* Brief:
Pick out each line in these entries that contains the string "text".

* Given records:
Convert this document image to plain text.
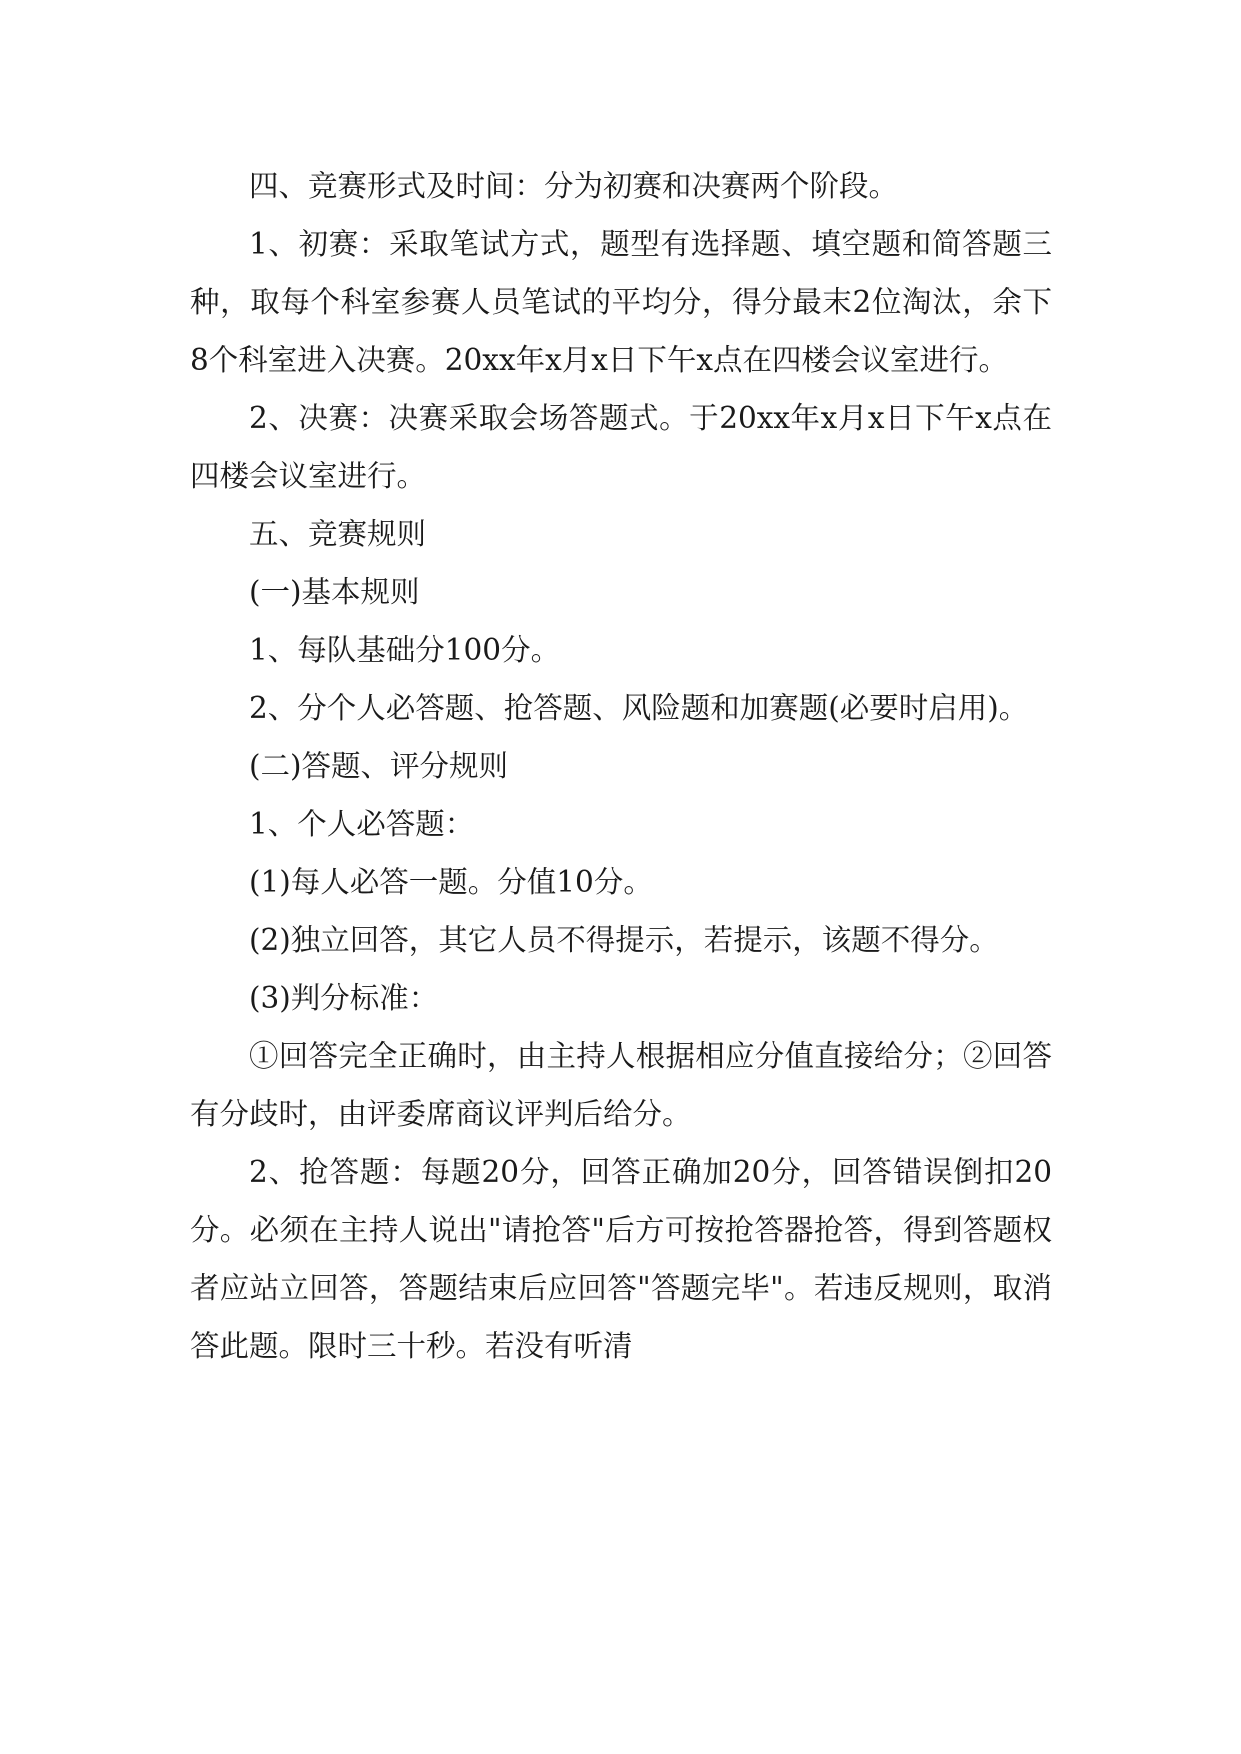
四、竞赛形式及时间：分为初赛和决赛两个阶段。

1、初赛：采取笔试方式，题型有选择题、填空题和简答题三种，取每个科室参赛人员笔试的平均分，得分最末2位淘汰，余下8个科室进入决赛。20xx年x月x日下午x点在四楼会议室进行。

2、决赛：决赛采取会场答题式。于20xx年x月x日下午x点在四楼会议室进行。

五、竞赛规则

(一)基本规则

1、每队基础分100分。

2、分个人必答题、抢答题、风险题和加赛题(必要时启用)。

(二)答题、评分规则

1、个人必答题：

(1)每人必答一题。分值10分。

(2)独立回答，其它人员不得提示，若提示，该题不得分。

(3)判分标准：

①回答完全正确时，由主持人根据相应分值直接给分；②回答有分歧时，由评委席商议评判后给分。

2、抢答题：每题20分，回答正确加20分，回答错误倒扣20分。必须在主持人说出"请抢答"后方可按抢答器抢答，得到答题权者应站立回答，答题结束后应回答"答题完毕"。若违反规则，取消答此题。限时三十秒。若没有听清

...

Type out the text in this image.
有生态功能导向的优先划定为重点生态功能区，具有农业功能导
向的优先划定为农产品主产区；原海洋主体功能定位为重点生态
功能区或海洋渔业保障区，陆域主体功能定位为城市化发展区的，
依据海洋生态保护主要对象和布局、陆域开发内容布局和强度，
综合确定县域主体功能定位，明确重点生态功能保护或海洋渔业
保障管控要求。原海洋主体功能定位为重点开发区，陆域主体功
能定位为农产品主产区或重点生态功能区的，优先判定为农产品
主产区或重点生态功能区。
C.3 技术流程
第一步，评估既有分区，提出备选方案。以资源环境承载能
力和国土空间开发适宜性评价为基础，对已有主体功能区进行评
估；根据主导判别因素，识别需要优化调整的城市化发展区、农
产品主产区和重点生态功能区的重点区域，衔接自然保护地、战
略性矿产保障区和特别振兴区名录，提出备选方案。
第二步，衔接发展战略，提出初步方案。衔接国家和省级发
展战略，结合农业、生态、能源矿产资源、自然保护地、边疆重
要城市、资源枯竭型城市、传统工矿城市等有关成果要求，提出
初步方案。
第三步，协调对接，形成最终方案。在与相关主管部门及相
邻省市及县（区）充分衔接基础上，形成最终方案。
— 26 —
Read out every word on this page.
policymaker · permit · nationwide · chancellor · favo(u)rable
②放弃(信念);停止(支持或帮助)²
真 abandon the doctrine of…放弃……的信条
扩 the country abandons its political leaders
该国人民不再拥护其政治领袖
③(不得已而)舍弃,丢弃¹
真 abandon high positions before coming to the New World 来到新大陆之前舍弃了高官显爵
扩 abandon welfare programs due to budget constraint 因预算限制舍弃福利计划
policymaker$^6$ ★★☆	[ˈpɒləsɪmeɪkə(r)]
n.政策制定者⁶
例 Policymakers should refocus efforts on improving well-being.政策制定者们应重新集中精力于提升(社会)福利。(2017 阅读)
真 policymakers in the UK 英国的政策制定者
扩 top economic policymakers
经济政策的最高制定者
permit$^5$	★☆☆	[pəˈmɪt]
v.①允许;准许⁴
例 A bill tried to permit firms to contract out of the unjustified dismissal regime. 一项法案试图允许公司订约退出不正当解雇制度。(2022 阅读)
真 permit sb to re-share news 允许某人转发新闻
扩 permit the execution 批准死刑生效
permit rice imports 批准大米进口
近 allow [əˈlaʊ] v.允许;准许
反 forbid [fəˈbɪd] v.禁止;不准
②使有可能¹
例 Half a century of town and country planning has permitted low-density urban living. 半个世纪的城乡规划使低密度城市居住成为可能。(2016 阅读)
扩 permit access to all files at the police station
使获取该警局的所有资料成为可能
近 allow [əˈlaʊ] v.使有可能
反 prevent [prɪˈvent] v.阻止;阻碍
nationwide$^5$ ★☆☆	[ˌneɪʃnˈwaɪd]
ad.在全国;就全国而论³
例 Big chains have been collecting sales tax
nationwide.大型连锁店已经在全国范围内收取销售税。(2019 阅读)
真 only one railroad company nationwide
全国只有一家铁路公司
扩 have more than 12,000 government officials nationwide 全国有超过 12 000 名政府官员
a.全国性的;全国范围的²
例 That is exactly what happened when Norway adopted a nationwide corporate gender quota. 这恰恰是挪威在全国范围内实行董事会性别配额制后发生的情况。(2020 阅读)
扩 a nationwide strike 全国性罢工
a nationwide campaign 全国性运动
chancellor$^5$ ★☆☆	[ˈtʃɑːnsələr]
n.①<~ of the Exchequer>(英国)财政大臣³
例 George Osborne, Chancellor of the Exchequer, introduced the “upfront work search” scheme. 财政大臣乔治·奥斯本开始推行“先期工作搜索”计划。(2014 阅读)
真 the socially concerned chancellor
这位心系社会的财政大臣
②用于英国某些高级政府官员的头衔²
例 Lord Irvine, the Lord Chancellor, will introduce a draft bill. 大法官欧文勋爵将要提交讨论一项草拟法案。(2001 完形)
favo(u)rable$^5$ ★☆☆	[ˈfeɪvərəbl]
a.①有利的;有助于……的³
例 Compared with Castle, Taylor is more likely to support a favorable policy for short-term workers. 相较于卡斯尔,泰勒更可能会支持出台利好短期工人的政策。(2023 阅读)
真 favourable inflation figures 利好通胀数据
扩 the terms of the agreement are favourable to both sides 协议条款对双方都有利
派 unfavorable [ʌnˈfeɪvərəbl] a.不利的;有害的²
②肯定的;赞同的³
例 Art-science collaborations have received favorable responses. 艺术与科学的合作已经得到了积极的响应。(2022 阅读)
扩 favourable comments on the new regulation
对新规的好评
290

* Exercise answer:
Convert this document image to plain text.
Type out the text in this image.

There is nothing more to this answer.